**Exercise materials:**
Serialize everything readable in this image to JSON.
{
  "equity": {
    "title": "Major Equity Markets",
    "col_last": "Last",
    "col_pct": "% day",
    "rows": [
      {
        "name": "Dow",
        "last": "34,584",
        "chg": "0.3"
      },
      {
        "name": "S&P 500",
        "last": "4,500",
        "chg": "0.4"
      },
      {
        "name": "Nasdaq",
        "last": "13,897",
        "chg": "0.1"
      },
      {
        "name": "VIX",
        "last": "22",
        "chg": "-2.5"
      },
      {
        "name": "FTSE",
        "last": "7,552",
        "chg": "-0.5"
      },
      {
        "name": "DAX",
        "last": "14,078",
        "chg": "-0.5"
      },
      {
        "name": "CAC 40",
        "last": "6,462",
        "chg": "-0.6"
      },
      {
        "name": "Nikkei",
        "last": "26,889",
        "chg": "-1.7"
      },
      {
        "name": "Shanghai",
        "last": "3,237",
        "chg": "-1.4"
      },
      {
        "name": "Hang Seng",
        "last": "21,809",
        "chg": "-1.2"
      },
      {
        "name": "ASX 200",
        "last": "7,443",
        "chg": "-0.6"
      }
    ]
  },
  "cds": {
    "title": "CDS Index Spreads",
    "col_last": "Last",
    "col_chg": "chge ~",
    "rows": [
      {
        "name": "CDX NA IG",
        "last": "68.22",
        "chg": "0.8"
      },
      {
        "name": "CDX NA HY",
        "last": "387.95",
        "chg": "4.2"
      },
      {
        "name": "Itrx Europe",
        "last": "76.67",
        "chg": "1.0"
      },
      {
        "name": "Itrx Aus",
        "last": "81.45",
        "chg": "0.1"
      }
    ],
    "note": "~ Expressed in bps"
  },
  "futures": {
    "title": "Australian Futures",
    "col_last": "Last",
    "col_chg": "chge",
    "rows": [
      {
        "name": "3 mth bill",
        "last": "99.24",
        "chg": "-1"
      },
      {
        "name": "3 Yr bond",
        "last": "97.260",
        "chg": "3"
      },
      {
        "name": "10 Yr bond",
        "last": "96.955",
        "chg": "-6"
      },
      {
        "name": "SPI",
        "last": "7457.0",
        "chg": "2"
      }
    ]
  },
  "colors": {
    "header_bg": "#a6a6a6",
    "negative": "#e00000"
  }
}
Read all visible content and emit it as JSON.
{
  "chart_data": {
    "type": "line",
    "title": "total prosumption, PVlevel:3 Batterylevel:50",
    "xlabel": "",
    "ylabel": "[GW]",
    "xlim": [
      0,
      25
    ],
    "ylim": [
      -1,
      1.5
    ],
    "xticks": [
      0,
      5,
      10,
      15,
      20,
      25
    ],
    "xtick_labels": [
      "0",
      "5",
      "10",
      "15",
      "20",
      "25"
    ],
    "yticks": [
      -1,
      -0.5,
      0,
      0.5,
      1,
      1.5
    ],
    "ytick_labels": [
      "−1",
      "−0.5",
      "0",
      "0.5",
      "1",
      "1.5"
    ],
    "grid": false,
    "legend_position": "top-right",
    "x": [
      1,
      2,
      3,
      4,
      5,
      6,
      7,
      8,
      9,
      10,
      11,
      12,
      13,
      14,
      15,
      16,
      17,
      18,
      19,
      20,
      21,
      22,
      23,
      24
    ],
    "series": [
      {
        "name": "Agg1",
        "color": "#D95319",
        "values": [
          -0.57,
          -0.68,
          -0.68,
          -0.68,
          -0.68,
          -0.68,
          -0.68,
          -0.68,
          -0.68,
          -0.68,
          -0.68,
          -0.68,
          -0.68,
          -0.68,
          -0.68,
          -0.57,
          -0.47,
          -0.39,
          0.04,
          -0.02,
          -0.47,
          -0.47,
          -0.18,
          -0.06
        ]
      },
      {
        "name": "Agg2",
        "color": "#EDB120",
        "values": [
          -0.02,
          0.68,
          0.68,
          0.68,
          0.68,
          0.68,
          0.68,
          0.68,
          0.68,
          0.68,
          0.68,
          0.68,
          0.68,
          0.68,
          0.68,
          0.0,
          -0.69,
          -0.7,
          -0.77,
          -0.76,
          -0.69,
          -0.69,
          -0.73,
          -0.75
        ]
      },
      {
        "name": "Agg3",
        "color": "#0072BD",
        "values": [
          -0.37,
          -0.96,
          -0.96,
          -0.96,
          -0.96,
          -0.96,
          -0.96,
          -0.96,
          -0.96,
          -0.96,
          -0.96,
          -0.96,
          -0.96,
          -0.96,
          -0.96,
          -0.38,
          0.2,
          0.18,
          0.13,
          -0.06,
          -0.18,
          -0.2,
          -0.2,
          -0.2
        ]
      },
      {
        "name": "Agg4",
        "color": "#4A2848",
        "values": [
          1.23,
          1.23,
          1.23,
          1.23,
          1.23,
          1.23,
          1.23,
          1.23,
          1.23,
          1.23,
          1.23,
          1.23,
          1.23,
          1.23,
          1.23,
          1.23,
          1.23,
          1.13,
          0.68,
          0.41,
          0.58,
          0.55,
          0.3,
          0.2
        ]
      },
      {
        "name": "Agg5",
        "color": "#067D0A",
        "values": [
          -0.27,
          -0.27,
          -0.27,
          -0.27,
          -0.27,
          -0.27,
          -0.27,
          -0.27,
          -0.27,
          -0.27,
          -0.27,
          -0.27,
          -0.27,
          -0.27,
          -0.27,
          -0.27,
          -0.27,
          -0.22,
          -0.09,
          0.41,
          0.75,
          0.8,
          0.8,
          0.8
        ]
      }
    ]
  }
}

**To do:** Each line in the listing above that contains "title" should be copied.

**Task response:**
    "title": "Major Equity Markets",
    "title": "CDS Index Spreads",
    "title": "Australian Futures",
    "title": "total prosumption, PVlevel:3 Batterylevel:50",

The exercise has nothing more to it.